**What to produce**
Reproduce each line exactly. Skip none.

## BEGIN Material shown

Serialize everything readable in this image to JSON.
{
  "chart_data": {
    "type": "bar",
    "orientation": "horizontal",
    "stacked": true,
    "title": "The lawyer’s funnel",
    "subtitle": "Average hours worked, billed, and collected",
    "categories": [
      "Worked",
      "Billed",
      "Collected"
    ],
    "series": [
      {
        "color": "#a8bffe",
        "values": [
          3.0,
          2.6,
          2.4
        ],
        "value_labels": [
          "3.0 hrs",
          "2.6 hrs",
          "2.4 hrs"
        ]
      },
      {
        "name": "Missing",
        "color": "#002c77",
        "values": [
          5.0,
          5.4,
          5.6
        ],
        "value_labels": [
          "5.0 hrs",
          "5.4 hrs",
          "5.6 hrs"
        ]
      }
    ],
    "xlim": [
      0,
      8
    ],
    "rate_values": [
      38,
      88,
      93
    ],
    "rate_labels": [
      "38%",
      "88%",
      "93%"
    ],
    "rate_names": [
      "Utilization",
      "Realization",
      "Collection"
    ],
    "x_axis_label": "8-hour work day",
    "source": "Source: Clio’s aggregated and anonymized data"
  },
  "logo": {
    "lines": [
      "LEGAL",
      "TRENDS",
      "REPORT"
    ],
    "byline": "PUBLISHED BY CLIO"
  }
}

## END Material shown

**Correct answer**
Serialize everything readable in this image to JSON.
{
  "chart_data": {
    "type": "bar",
    "orientation": "horizontal",
    "stacked": true,
    "title": "The lawyer’s funnel",
    "subtitle": "Average hours worked, billed, and collected",
    "categories": [
      "Worked",
      "Billed",
      "Collected"
    ],
    "series": [
      {
        "color": "#a8bffe",
        "values": [
          3.0,
          2.6,
          2.4
        ],
        "value_labels": [
          "3.0 hrs",
          "2.6 hrs",
          "2.4 hrs"
        ]
      },
      {
        "name": "Missing",
        "color": "#002c77",
        "values": [
          5.0,
          5.4,
          5.6
        ],
        "value_labels": [
          "5.0 hrs",
          "5.4 hrs",
          "5.6 hrs"
        ]
      }
    ],
    "xlim": [
      0,
      8
    ],
    "rate_values": [
      38,
      88,
      93
    ],
    "rate_labels": [
      "38%",
      "88%",
      "93%"
    ],
    "rate_names": [
      "Utilization",
      "Realization",
      "Collection"
    ],
    "x_axis_label": "8-hour work day",
    "source": "Source: Clio’s aggregated and anonymized data"
  },
  "logo": {
    "lines": [
      "LEGAL",
      "TRENDS",
      "REPORT"
    ],
    "byline": "PUBLISHED BY CLIO"
  }
}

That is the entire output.